* Task directions *
Find each line with the string "page" and copy it.

_ _ _ _

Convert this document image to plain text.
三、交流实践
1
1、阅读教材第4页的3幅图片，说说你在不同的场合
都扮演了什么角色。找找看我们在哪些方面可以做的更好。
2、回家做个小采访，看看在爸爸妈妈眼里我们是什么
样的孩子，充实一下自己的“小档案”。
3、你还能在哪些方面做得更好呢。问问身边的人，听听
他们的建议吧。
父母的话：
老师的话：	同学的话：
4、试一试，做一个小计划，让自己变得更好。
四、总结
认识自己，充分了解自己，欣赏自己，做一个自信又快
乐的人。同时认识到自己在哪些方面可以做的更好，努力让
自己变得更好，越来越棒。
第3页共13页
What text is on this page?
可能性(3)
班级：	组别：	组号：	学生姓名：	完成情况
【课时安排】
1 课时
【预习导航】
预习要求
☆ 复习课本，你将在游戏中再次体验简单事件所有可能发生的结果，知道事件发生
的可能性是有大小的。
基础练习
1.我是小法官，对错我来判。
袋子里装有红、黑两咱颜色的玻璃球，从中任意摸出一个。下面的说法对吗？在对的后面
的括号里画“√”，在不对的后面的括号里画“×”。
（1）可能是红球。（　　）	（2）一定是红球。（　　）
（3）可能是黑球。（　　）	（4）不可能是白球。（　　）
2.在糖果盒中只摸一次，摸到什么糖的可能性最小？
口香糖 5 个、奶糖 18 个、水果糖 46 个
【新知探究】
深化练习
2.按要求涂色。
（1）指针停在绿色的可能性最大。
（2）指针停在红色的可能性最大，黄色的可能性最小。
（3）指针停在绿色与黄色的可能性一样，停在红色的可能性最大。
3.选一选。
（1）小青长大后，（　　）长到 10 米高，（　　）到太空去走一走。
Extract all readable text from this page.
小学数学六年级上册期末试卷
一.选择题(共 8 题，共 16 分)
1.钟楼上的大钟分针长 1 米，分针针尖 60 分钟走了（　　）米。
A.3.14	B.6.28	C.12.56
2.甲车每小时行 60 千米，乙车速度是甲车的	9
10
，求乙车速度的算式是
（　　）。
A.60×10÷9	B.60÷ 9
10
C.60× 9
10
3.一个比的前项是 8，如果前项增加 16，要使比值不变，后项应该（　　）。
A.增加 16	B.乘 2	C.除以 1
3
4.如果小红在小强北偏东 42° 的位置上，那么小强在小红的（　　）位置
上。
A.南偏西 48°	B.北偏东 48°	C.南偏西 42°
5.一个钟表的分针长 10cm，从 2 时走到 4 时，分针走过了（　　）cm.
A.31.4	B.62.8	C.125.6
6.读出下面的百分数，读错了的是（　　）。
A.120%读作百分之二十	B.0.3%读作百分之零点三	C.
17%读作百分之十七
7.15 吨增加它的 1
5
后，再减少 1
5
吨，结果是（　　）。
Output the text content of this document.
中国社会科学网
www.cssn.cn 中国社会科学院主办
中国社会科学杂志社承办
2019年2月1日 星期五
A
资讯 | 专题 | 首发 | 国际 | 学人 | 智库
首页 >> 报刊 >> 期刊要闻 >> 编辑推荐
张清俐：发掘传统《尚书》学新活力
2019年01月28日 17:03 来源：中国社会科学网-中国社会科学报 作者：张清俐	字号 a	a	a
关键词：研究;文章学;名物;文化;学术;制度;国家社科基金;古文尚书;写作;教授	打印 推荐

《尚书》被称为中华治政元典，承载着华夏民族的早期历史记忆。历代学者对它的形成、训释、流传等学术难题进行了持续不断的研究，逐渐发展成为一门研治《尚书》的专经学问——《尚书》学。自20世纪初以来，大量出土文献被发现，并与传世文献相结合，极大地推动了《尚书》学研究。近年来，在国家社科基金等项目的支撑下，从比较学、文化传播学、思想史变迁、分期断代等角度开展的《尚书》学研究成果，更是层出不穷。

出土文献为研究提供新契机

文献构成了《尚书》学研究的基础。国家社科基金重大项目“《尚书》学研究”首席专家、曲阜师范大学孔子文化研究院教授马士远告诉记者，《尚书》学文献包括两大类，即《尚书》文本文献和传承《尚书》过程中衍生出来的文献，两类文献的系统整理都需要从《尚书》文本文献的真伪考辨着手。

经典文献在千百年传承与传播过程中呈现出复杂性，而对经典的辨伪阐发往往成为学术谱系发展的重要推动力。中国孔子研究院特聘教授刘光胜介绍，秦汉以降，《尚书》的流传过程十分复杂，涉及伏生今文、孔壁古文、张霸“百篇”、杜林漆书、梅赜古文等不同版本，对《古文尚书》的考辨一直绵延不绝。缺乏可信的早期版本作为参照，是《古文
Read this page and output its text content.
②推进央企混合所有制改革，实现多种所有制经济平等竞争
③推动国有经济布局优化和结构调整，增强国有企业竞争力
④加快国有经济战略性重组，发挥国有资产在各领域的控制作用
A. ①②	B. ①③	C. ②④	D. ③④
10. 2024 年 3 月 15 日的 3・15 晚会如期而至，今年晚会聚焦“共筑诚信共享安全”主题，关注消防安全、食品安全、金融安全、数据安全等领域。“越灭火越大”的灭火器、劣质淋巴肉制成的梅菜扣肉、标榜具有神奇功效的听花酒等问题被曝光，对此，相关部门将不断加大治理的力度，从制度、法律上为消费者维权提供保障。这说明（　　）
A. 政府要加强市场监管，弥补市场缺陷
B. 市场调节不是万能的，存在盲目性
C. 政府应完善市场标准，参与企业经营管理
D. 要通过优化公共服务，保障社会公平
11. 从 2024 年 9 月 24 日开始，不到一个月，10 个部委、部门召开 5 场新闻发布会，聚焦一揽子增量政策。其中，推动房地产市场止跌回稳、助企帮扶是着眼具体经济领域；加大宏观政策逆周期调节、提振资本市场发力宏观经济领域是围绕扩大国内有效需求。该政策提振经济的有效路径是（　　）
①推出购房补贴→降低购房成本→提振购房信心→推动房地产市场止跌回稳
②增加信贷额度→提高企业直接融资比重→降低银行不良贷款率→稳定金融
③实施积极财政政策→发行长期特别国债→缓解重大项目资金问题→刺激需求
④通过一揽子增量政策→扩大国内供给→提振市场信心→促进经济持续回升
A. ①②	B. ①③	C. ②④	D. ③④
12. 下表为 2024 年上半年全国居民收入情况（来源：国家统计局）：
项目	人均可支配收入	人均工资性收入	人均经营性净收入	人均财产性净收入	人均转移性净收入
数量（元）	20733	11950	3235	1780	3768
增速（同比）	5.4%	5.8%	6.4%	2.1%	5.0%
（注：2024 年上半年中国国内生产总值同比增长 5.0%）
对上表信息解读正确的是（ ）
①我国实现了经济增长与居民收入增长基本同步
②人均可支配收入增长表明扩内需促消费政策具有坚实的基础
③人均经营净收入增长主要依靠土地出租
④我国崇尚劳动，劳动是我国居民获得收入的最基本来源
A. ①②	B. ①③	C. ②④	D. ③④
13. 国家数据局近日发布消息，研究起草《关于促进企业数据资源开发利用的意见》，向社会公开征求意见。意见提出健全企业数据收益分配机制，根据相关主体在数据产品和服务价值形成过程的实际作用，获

_ _ _ _

* Exercise output *
What text is on this page?
Extract all readable text from this page.
Read this page and output its text content.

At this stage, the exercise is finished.